Reply with one number only, the count of lines holding the string "Spain".

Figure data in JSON
————

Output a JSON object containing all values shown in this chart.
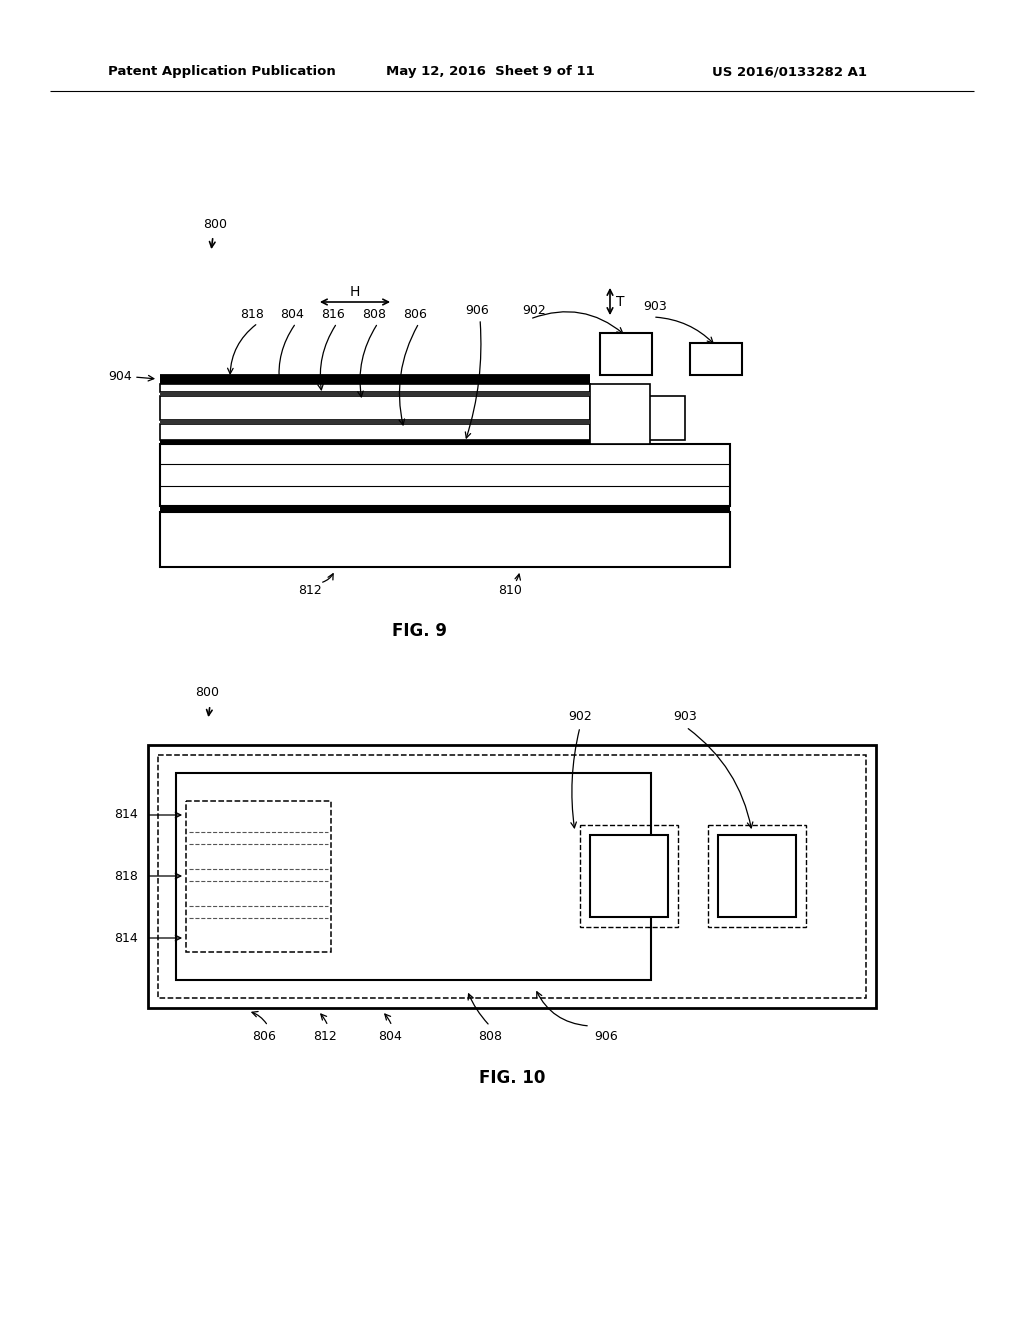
{
  "bg_color": "#ffffff",
  "line_color": "#000000",
  "header_left": "Patent Application Publication",
  "header_mid": "May 12, 2016  Sheet 9 of 11",
  "header_right": "US 2016/0133282 A1",
  "fig9_caption": "FIG. 9",
  "fig10_caption": "FIG. 10",
  "fig9": {
    "label_800": "800",
    "label_H": "H",
    "label_T": "T",
    "label_904": "904",
    "label_818": "818",
    "label_804": "804",
    "label_816": "816",
    "label_808": "808",
    "label_806": "806",
    "label_906": "906",
    "label_902": "902",
    "label_903": "903",
    "label_812": "812",
    "label_810": "810"
  },
  "fig10": {
    "label_800": "800",
    "label_902": "902",
    "label_903": "903",
    "label_814a": "814",
    "label_818": "818",
    "label_814b": "814",
    "label_806": "806",
    "label_812": "812",
    "label_804": "804",
    "label_808": "808",
    "label_906": "906"
  }
}
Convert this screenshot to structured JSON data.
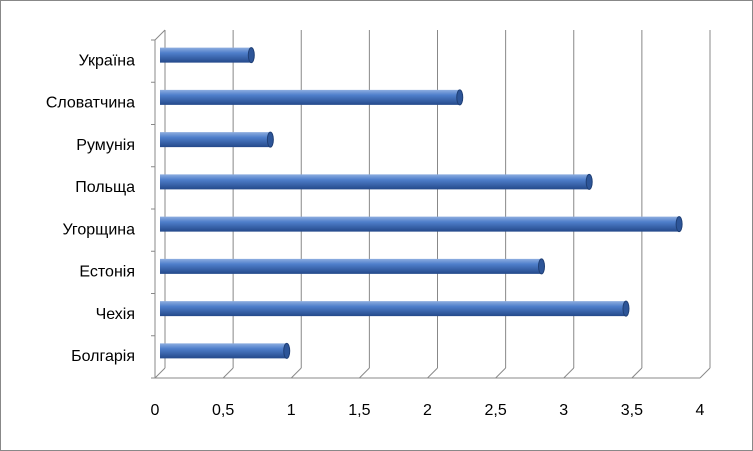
{
  "chart_data": {
    "type": "bar",
    "orientation": "horizontal",
    "categories": [
      "Україна",
      "Словатчина",
      "Румунія",
      "Польща",
      "Угорщина",
      "Естонія",
      "Чехія",
      "Болгарія"
    ],
    "values": [
      0.67,
      2.2,
      0.81,
      3.15,
      3.81,
      2.8,
      3.42,
      0.93
    ],
    "color": "#4472c4",
    "xlim": [
      0,
      4
    ],
    "xticks": [
      0,
      {
        "value": 0.5,
        "label": "0,5"
      },
      1,
      {
        "value": 1.5,
        "label": "1,5"
      },
      2,
      {
        "value": 2.5,
        "label": "2,5"
      },
      3,
      {
        "value": 3.5,
        "label": "3,5"
      },
      4
    ],
    "grid": true
  }
}
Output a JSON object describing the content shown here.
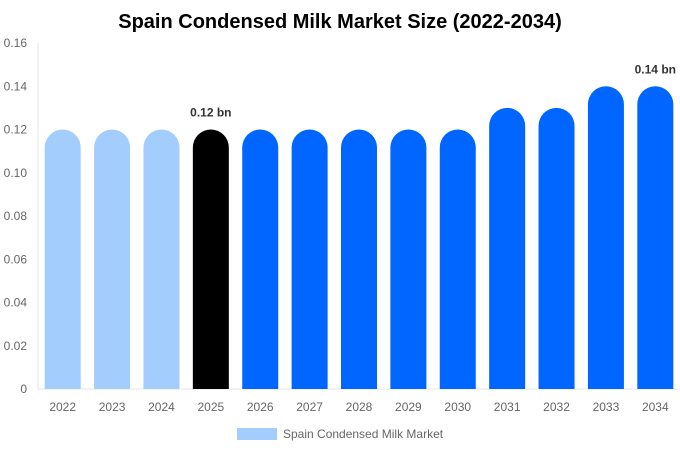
{
  "chart_data": {
    "type": "bar",
    "title": "Spain Condensed Milk Market Size (2022-2034)",
    "xlabel": "",
    "ylabel": "",
    "categories": [
      "2022",
      "2023",
      "2024",
      "2025",
      "2026",
      "2027",
      "2028",
      "2029",
      "2030",
      "2031",
      "2032",
      "2033",
      "2034"
    ],
    "series": [
      {
        "name": "Spain Condensed Milk Market",
        "values": [
          0.12,
          0.12,
          0.12,
          0.12,
          0.12,
          0.12,
          0.12,
          0.12,
          0.12,
          0.13,
          0.13,
          0.14,
          0.14
        ]
      }
    ],
    "ylim": [
      0,
      0.16
    ],
    "yticks": [
      "0",
      "0.02",
      "0.04",
      "0.06",
      "0.08",
      "0.10",
      "0.12",
      "0.14",
      "0.16"
    ],
    "data_labels": [
      {
        "category": "2025",
        "text": "0.12 bn"
      },
      {
        "category": "2034",
        "text": "0.14 bn"
      }
    ],
    "bar_colors": [
      "#a3cdfd",
      "#a3cdfd",
      "#a3cdfd",
      "#000000",
      "#0066ff",
      "#0066ff",
      "#0066ff",
      "#0066ff",
      "#0066ff",
      "#0066ff",
      "#0066ff",
      "#0066ff",
      "#0066ff"
    ],
    "legend": {
      "position": "bottom",
      "color": "#a3cdfd"
    },
    "grid": false
  }
}
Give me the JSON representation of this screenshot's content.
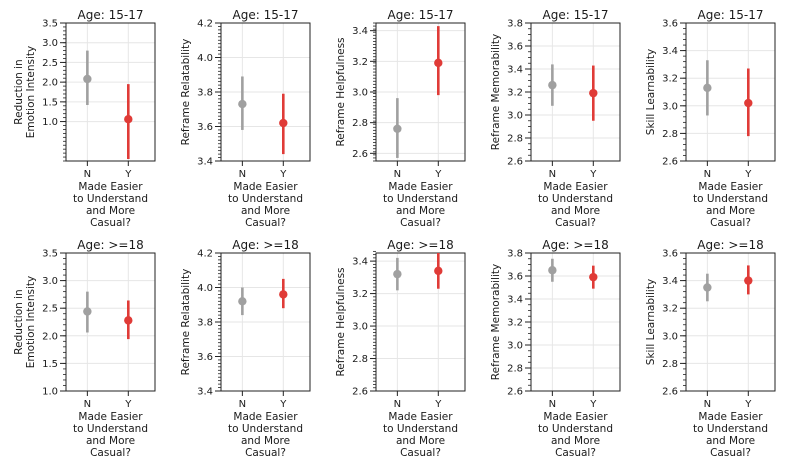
{
  "colors": {
    "N": "#a0a0a0",
    "Y": "#e03b37",
    "grid": "#e6e6e6",
    "axis": "#222222"
  },
  "chart_data": [
    {
      "type": "scatter",
      "title": "Age: 15-17",
      "ylabel": [
        "Reduction in",
        "Emotion Intensity"
      ],
      "ylim": [
        0.0,
        3.5
      ],
      "yticks": [
        "3.5",
        "3.0",
        "2.5",
        "2.0",
        "1.5",
        "1.0"
      ],
      "ytick_values": [
        3.5,
        3.0,
        2.5,
        2.0,
        1.5,
        1.0
      ],
      "minor_step": 0.1,
      "categories": [
        "N",
        "Y"
      ],
      "series": [
        {
          "name": "N",
          "mean": 2.08,
          "low": 1.42,
          "high": 2.8
        },
        {
          "name": "Y",
          "mean": 1.06,
          "low": 0.05,
          "high": 1.95
        }
      ],
      "xlabel": [
        "Made Easier",
        "to Understand",
        "and More",
        "Casual?"
      ]
    },
    {
      "type": "scatter",
      "title": "Age: 15-17",
      "ylabel": [
        "Reframe Relatability"
      ],
      "ylim": [
        3.4,
        4.2
      ],
      "yticks": [
        "4.2",
        "4.0",
        "3.8",
        "3.6",
        "3.4"
      ],
      "ytick_values": [
        4.2,
        4.0,
        3.8,
        3.6,
        3.4
      ],
      "minor_step": 0.02,
      "categories": [
        "N",
        "Y"
      ],
      "series": [
        {
          "name": "N",
          "mean": 3.73,
          "low": 3.58,
          "high": 3.89
        },
        {
          "name": "Y",
          "mean": 3.62,
          "low": 3.44,
          "high": 3.79
        }
      ],
      "xlabel": [
        "Made Easier",
        "to Understand",
        "and More",
        "Casual?"
      ]
    },
    {
      "type": "scatter",
      "title": "Age: 15-17",
      "ylabel": [
        "Reframe Helpfulness"
      ],
      "ylim": [
        2.55,
        3.45
      ],
      "yticks": [
        "3.4",
        "3.2",
        "3.0",
        "2.8",
        "2.6"
      ],
      "ytick_values": [
        3.4,
        3.2,
        3.0,
        2.8,
        2.6
      ],
      "minor_step": 0.02,
      "categories": [
        "N",
        "Y"
      ],
      "series": [
        {
          "name": "N",
          "mean": 2.76,
          "low": 2.57,
          "high": 2.96
        },
        {
          "name": "Y",
          "mean": 3.19,
          "low": 2.98,
          "high": 3.43
        }
      ],
      "xlabel": [
        "Made Easier",
        "to Understand",
        "and More",
        "Casual?"
      ]
    },
    {
      "type": "scatter",
      "title": "Age: 15-17",
      "ylabel": [
        "Reframe Memorability"
      ],
      "ylim": [
        2.6,
        3.8
      ],
      "yticks": [
        "3.8",
        "3.6",
        "3.4",
        "3.2",
        "3.0",
        "2.8",
        "2.6"
      ],
      "ytick_values": [
        3.8,
        3.6,
        3.4,
        3.2,
        3.0,
        2.8,
        2.6
      ],
      "minor_step": 0.05,
      "categories": [
        "N",
        "Y"
      ],
      "series": [
        {
          "name": "N",
          "mean": 3.26,
          "low": 3.08,
          "high": 3.44
        },
        {
          "name": "Y",
          "mean": 3.19,
          "low": 2.95,
          "high": 3.43
        }
      ],
      "xlabel": [
        "Made Easier",
        "to Understand",
        "and More",
        "Casual?"
      ]
    },
    {
      "type": "scatter",
      "title": "Age: 15-17",
      "ylabel": [
        "Skill Learnability"
      ],
      "ylim": [
        2.6,
        3.6
      ],
      "yticks": [
        "3.6",
        "3.4",
        "3.2",
        "3.0",
        "2.8",
        "2.6"
      ],
      "ytick_values": [
        3.6,
        3.4,
        3.2,
        3.0,
        2.8,
        2.6
      ],
      "minor_step": 0.04,
      "categories": [
        "N",
        "Y"
      ],
      "series": [
        {
          "name": "N",
          "mean": 3.13,
          "low": 2.93,
          "high": 3.33
        },
        {
          "name": "Y",
          "mean": 3.02,
          "low": 2.78,
          "high": 3.27
        }
      ],
      "xlabel": [
        "Made Easier",
        "to Understand",
        "and More",
        "Casual?"
      ]
    },
    {
      "type": "scatter",
      "title": "Age: >=18",
      "ylabel": [
        "Reduction in",
        "Emotion Intensity"
      ],
      "ylim": [
        1.0,
        3.5
      ],
      "yticks": [
        "3.5",
        "3.0",
        "2.5",
        "2.0",
        "1.5",
        "1.0"
      ],
      "ytick_values": [
        3.5,
        3.0,
        2.5,
        2.0,
        1.5,
        1.0
      ],
      "minor_step": 0.1,
      "categories": [
        "N",
        "Y"
      ],
      "series": [
        {
          "name": "N",
          "mean": 2.44,
          "low": 2.06,
          "high": 2.8
        },
        {
          "name": "Y",
          "mean": 2.28,
          "low": 1.94,
          "high": 2.64
        }
      ],
      "xlabel": [
        "Made Easier",
        "to Understand",
        "and More",
        "Casual?"
      ]
    },
    {
      "type": "scatter",
      "title": "Age: >=18",
      "ylabel": [
        "Reframe Relatability"
      ],
      "ylim": [
        3.4,
        4.2
      ],
      "yticks": [
        "4.2",
        "4.0",
        "3.8",
        "3.6",
        "3.4"
      ],
      "ytick_values": [
        4.2,
        4.0,
        3.8,
        3.6,
        3.4
      ],
      "minor_step": 0.02,
      "categories": [
        "N",
        "Y"
      ],
      "series": [
        {
          "name": "N",
          "mean": 3.92,
          "low": 3.84,
          "high": 4.0
        },
        {
          "name": "Y",
          "mean": 3.96,
          "low": 3.88,
          "high": 4.05
        }
      ],
      "xlabel": [
        "Made Easier",
        "to Understand",
        "and More",
        "Casual?"
      ]
    },
    {
      "type": "scatter",
      "title": "Age: >=18",
      "ylabel": [
        "Reframe Helpfulness"
      ],
      "ylim": [
        2.6,
        3.45
      ],
      "yticks": [
        "3.4",
        "3.2",
        "3.0",
        "2.8",
        "2.6"
      ],
      "ytick_values": [
        3.4,
        3.2,
        3.0,
        2.8,
        2.6
      ],
      "minor_step": 0.02,
      "categories": [
        "N",
        "Y"
      ],
      "series": [
        {
          "name": "N",
          "mean": 3.32,
          "low": 3.22,
          "high": 3.42
        },
        {
          "name": "Y",
          "mean": 3.34,
          "low": 3.23,
          "high": 3.45
        }
      ],
      "xlabel": [
        "Made Easier",
        "to Understand",
        "and More",
        "Casual?"
      ]
    },
    {
      "type": "scatter",
      "title": "Age: >=18",
      "ylabel": [
        "Reframe Memorability"
      ],
      "ylim": [
        2.6,
        3.8
      ],
      "yticks": [
        "3.8",
        "3.6",
        "3.4",
        "3.2",
        "3.0",
        "2.8",
        "2.6"
      ],
      "ytick_values": [
        3.8,
        3.6,
        3.4,
        3.2,
        3.0,
        2.8,
        2.6
      ],
      "minor_step": 0.05,
      "categories": [
        "N",
        "Y"
      ],
      "series": [
        {
          "name": "N",
          "mean": 3.65,
          "low": 3.55,
          "high": 3.75
        },
        {
          "name": "Y",
          "mean": 3.59,
          "low": 3.49,
          "high": 3.69
        }
      ],
      "xlabel": [
        "Made Easier",
        "to Understand",
        "and More",
        "Casual?"
      ]
    },
    {
      "type": "scatter",
      "title": "Age: >=18",
      "ylabel": [
        "Skill Learnability"
      ],
      "ylim": [
        2.6,
        3.6
      ],
      "yticks": [
        "3.6",
        "3.4",
        "3.2",
        "3.0",
        "2.8",
        "2.6"
      ],
      "ytick_values": [
        3.6,
        3.4,
        3.2,
        3.0,
        2.8,
        2.6
      ],
      "minor_step": 0.04,
      "categories": [
        "N",
        "Y"
      ],
      "series": [
        {
          "name": "N",
          "mean": 3.35,
          "low": 3.25,
          "high": 3.45
        },
        {
          "name": "Y",
          "mean": 3.4,
          "low": 3.3,
          "high": 3.51
        }
      ],
      "xlabel": [
        "Made Easier",
        "to Understand",
        "and More",
        "Casual?"
      ]
    }
  ]
}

————

* _FULL ANSWER_
2